_Task requirements_
Please give the listing again, word for word, with nothing left out.

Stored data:
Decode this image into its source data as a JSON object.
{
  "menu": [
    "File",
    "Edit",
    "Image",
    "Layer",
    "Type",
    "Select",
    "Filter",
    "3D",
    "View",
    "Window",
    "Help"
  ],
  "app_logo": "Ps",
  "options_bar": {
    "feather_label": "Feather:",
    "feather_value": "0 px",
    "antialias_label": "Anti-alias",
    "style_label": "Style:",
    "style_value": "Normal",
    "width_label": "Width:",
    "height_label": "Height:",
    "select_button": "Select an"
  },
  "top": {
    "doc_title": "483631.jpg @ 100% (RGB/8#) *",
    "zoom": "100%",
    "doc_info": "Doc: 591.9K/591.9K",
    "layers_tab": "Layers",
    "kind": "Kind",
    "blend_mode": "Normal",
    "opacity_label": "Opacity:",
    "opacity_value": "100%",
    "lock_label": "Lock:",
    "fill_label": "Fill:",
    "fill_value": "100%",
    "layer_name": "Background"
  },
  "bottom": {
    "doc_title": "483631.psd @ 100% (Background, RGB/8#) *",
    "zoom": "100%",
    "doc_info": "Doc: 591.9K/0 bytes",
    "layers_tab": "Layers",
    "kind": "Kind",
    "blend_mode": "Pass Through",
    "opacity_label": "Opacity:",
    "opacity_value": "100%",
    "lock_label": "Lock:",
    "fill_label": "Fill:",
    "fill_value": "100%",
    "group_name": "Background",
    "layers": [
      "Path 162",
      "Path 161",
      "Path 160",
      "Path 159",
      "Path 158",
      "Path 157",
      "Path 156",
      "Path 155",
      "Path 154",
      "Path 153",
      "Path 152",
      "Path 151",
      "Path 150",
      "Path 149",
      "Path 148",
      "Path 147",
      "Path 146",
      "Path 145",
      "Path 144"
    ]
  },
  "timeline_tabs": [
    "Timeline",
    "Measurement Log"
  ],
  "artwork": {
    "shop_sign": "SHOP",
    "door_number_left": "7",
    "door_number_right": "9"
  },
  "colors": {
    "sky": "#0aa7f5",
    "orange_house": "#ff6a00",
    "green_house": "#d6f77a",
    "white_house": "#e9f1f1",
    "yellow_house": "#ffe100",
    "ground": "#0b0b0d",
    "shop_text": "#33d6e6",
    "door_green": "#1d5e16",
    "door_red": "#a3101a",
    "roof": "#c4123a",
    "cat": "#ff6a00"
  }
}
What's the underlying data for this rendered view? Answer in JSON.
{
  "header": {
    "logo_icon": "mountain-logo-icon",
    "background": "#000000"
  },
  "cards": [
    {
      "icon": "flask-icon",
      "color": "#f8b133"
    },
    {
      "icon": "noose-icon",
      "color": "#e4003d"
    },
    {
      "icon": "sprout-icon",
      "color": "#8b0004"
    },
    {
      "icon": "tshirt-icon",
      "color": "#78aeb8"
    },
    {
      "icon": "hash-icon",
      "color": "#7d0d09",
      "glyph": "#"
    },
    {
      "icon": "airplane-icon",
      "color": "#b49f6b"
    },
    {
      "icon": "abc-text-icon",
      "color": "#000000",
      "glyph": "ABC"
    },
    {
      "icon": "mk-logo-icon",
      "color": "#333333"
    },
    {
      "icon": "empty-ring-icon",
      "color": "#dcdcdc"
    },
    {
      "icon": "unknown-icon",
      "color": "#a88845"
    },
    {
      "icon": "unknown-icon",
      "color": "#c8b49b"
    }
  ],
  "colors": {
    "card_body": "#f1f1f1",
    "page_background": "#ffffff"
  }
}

_Final result_
Decode this image into its source data as a JSON object.
{
  "menu": [
    "File",
    "Edit",
    "Image",
    "Layer",
    "Type",
    "Select",
    "Filter",
    "3D",
    "View",
    "Window",
    "Help"
  ],
  "app_logo": "Ps",
  "options_bar": {
    "feather_label": "Feather:",
    "feather_value": "0 px",
    "antialias_label": "Anti-alias",
    "style_label": "Style:",
    "style_value": "Normal",
    "width_label": "Width:",
    "height_label": "Height:",
    "select_button": "Select an"
  },
  "top": {
    "doc_title": "483631.jpg @ 100% (RGB/8#) *",
    "zoom": "100%",
    "doc_info": "Doc: 591.9K/591.9K",
    "layers_tab": "Layers",
    "kind": "Kind",
    "blend_mode": "Normal",
    "opacity_label": "Opacity:",
    "opacity_value": "100%",
    "lock_label": "Lock:",
    "fill_label": "Fill:",
    "fill_value": "100%",
    "layer_name": "Background"
  },
  "bottom": {
    "doc_title": "483631.psd @ 100% (Background, RGB/8#) *",
    "zoom": "100%",
    "doc_info": "Doc: 591.9K/0 bytes",
    "layers_tab": "Layers",
    "kind": "Kind",
    "blend_mode": "Pass Through",
    "opacity_label": "Opacity:",
    "opacity_value": "100%",
    "lock_label": "Lock:",
    "fill_label": "Fill:",
    "fill_value": "100%",
    "group_name": "Background",
    "layers": [
      "Path 162",
      "Path 161",
      "Path 160",
      "Path 159",
      "Path 158",
      "Path 157",
      "Path 156",
      "Path 155",
      "Path 154",
      "Path 153",
      "Path 152",
      "Path 151",
      "Path 150",
      "Path 149",
      "Path 148",
      "Path 147",
      "Path 146",
      "Path 145",
      "Path 144"
    ]
  },
  "timeline_tabs": [
    "Timeline",
    "Measurement Log"
  ],
  "artwork": {
    "shop_sign": "SHOP",
    "door_number_left": "7",
    "door_number_right": "9"
  },
  "colors": {
    "sky": "#0aa7f5",
    "orange_house": "#ff6a00",
    "green_house": "#d6f77a",
    "white_house": "#e9f1f1",
    "yellow_house": "#ffe100",
    "ground": "#0b0b0d",
    "shop_text": "#33d6e6",
    "door_green": "#1d5e16",
    "door_red": "#a3101a",
    "roof": "#c4123a",
    "cat": "#ff6a00"
  }
}
What's the underlying data for this rendered view? Answer in JSON.
{
  "header": {
    "logo_icon": "mountain-logo-icon",
    "background": "#000000"
  },
  "cards": [
    {
      "icon": "flask-icon",
      "color": "#f8b133"
    },
    {
      "icon": "noose-icon",
      "color": "#e4003d"
    },
    {
      "icon": "sprout-icon",
      "color": "#8b0004"
    },
    {
      "icon": "tshirt-icon",
      "color": "#78aeb8"
    },
    {
      "icon": "hash-icon",
      "color": "#7d0d09",
      "glyph": "#"
    },
    {
      "icon": "airplane-icon",
      "color": "#b49f6b"
    },
    {
      "icon": "abc-text-icon",
      "color": "#000000",
      "glyph": "ABC"
    },
    {
      "icon": "mk-logo-icon",
      "color": "#333333"
    },
    {
      "icon": "empty-ring-icon",
      "color": "#dcdcdc"
    },
    {
      "icon": "unknown-icon",
      "color": "#a88845"
    },
    {
      "icon": "unknown-icon",
      "color": "#c8b49b"
    }
  ],
  "colors": {
    "card_body": "#f1f1f1",
    "page_background": "#ffffff"
  }
}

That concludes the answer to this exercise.